§ **GIVEN PROBLEM 1**
In the passage on Army data and air defense systems, what is the common name for the AN/TSQ-73?
§ **GIVEN PROBLEM 2**
Can you repeat the passage on Army data and air defense systems, starting at "Under the auspices" and ending after "Air Force system.", with "Army" renamed "U.S. Army" each time it appears?
§ **GIVEN PROBLEM 3**
Could you carry the passage on Army data and air defense systems forward from where it stops?

§ **QUOTED PASSAGE**
## start

In 1979, the Department of Defense authorized the development of a cross between JTIDS and the Position Location and Reporting System (PLRS) to provide an Army Data Distribution System (ADDS). The PLRS portion of the system would offer such capabilities as location and navigation information, unique identification, and digital data message exchange. PLRS equipment includes master units for use in vans and portable units that can be employed in manpacks, in land vehicles, or on board aircraft.
Under the auspices of the Tactical Air Control Systems/
Tactical Air Defense Systems (TACS/TADS), a joint program in which the Navy acted as executive agent for the JCS, the Army worked on the AN/TSQ-73, a command and control system for missiles, commonly known as “Missile Minder.” The Army corrected deficiencies in radar used in conjunction with the Missile Minders and implemented procedures for combined use of the system with the Air Force. After deploying the Missile Minders to Europe in September 1979, the Army immediately began distributing them to CONUS units. In two field exercises involving the AN/TSQ-73’s, the 11th Air Defense Group, Fort Bliss, Texas, successfully exchanged information with a compatible Air Force system.

## end

§ **Bounding box annotations**
## start

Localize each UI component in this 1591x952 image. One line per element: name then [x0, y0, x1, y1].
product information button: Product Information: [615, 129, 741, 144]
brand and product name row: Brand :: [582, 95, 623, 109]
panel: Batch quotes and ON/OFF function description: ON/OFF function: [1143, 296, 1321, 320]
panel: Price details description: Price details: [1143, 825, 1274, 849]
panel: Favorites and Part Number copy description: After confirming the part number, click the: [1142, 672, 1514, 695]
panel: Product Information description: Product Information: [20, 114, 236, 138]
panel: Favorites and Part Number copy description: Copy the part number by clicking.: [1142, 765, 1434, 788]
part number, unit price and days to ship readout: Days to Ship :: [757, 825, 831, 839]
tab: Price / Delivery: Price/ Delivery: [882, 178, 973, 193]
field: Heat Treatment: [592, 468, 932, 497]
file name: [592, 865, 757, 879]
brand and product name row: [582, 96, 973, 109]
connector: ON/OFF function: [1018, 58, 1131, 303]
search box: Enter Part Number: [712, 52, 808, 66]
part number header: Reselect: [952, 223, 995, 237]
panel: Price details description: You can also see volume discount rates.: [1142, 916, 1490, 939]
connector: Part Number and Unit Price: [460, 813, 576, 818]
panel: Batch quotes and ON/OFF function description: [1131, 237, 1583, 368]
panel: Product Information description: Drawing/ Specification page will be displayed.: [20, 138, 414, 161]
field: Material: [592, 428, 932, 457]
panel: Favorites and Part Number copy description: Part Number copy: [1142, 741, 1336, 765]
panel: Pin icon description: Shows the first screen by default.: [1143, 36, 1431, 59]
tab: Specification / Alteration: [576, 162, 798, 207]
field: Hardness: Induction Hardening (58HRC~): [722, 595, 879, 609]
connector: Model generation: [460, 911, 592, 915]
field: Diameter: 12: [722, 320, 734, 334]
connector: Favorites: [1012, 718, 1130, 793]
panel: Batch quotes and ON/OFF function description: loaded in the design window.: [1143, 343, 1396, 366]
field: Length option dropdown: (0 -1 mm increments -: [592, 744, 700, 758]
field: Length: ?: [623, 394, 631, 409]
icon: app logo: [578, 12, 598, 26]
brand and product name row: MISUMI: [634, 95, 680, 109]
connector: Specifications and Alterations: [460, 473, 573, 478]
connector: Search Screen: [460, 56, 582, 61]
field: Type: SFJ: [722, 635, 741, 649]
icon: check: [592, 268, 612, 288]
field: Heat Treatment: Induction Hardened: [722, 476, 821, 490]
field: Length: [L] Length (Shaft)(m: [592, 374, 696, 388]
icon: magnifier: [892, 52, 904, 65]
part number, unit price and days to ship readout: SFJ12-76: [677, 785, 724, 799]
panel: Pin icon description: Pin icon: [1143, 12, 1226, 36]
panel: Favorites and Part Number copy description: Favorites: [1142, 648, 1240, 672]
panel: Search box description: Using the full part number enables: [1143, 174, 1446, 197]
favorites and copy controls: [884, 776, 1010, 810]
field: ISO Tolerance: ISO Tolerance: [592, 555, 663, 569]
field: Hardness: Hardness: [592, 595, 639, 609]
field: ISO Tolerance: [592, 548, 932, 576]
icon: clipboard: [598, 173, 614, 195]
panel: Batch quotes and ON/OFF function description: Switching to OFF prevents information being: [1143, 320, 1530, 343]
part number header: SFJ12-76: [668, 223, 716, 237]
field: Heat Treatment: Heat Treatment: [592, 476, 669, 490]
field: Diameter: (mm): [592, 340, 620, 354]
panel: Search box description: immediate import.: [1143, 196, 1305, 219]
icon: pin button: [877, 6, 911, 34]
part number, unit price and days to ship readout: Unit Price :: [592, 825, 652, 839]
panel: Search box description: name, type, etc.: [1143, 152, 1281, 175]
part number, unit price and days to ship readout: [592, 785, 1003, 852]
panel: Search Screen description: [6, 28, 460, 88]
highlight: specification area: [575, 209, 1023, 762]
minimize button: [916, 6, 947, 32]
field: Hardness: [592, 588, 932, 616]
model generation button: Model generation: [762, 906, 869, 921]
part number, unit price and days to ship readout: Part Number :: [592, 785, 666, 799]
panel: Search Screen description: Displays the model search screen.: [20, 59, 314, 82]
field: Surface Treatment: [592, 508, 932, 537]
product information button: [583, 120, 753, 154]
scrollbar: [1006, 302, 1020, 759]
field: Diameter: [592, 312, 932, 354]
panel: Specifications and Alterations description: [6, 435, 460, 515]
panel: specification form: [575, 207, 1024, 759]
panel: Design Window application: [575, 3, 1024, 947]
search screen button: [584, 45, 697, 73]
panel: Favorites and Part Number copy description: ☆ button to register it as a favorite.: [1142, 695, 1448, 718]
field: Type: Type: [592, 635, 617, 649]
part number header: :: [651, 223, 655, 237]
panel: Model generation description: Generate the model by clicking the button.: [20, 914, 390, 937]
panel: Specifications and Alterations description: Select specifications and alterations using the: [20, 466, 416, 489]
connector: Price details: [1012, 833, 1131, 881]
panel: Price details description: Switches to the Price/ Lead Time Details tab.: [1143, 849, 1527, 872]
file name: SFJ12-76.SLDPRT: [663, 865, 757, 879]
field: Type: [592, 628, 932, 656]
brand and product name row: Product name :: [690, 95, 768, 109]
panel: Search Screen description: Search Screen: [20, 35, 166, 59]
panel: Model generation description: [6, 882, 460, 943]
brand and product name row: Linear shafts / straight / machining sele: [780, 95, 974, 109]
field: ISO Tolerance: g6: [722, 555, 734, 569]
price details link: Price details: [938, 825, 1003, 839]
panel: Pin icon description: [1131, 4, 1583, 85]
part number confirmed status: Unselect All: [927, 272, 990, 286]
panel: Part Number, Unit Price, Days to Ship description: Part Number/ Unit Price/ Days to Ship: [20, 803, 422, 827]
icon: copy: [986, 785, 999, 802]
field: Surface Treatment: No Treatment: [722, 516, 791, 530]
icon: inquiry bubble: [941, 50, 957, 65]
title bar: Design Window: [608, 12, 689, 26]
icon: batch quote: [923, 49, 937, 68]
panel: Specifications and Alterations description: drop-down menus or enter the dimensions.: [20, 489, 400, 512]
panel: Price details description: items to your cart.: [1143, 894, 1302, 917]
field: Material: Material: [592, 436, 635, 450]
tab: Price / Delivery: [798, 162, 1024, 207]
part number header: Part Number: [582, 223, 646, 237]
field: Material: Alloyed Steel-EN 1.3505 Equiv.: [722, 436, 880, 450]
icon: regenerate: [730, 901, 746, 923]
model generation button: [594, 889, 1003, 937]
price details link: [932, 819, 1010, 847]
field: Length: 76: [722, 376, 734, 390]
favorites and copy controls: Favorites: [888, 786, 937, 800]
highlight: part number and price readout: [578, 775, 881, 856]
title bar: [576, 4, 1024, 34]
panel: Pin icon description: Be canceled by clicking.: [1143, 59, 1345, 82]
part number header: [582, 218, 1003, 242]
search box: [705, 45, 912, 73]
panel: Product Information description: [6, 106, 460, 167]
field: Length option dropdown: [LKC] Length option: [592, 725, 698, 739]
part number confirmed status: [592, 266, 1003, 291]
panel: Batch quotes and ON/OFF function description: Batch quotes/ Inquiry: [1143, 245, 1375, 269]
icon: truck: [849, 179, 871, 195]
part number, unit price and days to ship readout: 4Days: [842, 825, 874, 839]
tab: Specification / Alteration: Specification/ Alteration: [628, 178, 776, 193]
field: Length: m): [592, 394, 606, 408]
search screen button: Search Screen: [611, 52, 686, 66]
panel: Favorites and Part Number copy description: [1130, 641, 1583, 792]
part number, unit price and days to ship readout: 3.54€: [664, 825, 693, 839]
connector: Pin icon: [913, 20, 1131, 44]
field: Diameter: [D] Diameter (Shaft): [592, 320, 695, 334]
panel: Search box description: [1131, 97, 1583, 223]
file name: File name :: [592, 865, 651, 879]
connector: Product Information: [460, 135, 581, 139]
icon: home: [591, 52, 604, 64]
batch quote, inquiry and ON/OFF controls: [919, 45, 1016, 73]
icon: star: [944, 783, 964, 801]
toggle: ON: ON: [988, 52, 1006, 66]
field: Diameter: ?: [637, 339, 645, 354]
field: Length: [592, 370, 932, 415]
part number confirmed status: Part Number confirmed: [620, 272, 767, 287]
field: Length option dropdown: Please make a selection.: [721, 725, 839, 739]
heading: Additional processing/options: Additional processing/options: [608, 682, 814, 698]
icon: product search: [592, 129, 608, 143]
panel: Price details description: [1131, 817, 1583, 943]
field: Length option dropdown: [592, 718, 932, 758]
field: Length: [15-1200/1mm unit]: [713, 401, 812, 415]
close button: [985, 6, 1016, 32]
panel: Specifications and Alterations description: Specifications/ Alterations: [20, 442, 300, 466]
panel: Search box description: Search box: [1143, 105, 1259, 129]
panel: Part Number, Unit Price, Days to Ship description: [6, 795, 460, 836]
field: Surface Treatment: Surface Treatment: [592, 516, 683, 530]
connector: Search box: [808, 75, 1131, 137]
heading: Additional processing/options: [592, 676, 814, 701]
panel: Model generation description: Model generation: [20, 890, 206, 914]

## end

§ **EXERCISE OUTPUT 1**
"Missile Minder"

§ **EXERCISE OUTPUT 2**
Under the auspices of the Tactical Air Control Systems/
Tactical Air Defense Systems (TACS/TADS), a joint program in which the Navy acted as executive agent for the JCS, the U.S. Army worked on the AN/TSQ-73, a command and control system for missiles, commonly known as “Missile Minder.” The U.S. Army corrected deficiencies in radar used in conjunction with the Missile Minders and implemented procedures for combined use of the system with the Air Force. After deploying the Missile Minders to Europe in September 1979, the U.S. Army immediately began distributing them to CONUS units. In two field exercises involving the AN/TSQ-73’s, the 11th Air Defense Group, Fort Bliss, Texas, successfully exchanged information with a compatible Air Force system.

§ **EXERCISE OUTPUT 3**
The third interservice program bore the acronym JINTACCS (Joint Interoperability of Tactical Command and Control System). Interoperability has become a key word in recent years because systems that are incompatible could result in a loss of command and control, especially for the tactical commanders. Within the TRI-TAC, JTIDS, and TACS/TADS programs, the Army emphasized the development of new equipment for common usage between the services. In JINTACCS, the Army, acting as the Joint Chiefs of Staff’s executive agent, coordinated the efforts of the services, NSA and DIA, in developing the standards required to achieve the interoperability of tactical command and control systems.
In 1979 the Army published various JINTACCS Technical Interface Design Plans (TIDP’s) for air and amphibious operations and continued work on other TIDP’s for operations control and fire support. Compatibility and interoperability testing in the area of general intelligence began at Fort Monmouth, New Jersey, where a test center had been established. In related activities, JINTACCS was expanded to include support for centralized, coordinated U.S. involvement in NATO interoperability efforts.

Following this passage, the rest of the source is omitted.